本文部分
────────

「みんなで楽しく」を未来につなげる人たち:動く灯篭製作委員会
「真室川での暮らしを楽しんでいる人」の紹介企画、第二弾。
今回ご登場いただくのは、『動く灯篭製作委員会』の黒坂 啓(ひらく)さんと小野 良さん。「みんなで楽しく」を未来につなげる人たちです!
有志の方々が集まる『動く灯篭製作委員会』では、真室川まつりに披露する動く灯篭を製作しています。
動く灯篭製作委員会の紹介動画はこちら
動く灯篭とは
毎年8月17日に開催される真室川まつり。その真室川まつりにあわせて、手作りの灯篭が町を巡行します。その歴史は、かれこれ40年以上!
かつては青年団や消防団の集まりが元になって、あちらこちらで作られていたそうですが、今は黒坂啓さん率いる『動く灯篭製作委員会』が作るだけになってしまいました。
黒坂さんが子どもだった頃は、黒坂さんのお父さんがリーダーになって灯篭を作っていたそうです。

────────

(データセットからの記録)

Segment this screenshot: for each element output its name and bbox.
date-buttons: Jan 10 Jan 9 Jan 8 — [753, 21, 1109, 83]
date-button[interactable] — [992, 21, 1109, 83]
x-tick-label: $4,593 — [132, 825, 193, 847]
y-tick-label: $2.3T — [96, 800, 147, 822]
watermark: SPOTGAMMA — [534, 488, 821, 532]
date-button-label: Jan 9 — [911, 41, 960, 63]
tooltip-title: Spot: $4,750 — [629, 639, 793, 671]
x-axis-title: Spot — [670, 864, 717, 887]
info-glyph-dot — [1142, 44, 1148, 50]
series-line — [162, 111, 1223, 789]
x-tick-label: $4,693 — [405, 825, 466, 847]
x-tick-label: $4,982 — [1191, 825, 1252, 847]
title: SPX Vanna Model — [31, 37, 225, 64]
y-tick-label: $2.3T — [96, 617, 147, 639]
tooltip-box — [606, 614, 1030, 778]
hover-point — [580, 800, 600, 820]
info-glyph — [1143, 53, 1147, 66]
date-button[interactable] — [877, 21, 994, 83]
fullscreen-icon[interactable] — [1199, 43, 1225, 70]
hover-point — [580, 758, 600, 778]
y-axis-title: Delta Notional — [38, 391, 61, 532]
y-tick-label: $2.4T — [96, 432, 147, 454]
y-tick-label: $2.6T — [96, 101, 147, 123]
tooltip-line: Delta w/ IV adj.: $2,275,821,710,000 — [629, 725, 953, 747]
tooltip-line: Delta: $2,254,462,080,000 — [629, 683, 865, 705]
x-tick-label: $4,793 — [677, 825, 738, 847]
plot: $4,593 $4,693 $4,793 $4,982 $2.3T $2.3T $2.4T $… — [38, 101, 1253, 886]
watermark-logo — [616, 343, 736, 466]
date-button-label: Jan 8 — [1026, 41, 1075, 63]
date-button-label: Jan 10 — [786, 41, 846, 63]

────────

やること
動く灯篭の紹介文を、「有志の方々が集まる『動く灯篭」という語句のある箇所から始めて「るだけになってしまいました。」の後で終わるまで、「真室川まつり」を「町の夏まつり」に置き換えて書き直してください。

解答全文
有志の方々が集まる『動く灯篭製作委員会』では、町の夏まつりに披露する動く灯篭を製作しています。
動く灯篭製作委員会の紹介動画はこちら
動く灯篭とは
毎年8月17日に開催される町の夏まつり。その町の夏まつりにあわせて、手作りの灯篭が町を巡行します。その歴史は、かれこれ40年以上!
かつては青年団や消防団の集まりが元になって、あちらこちらで作られていたそうですが、今は黒坂啓さん率いる『動く灯篭製作委員会』が作るだけになってしまいました。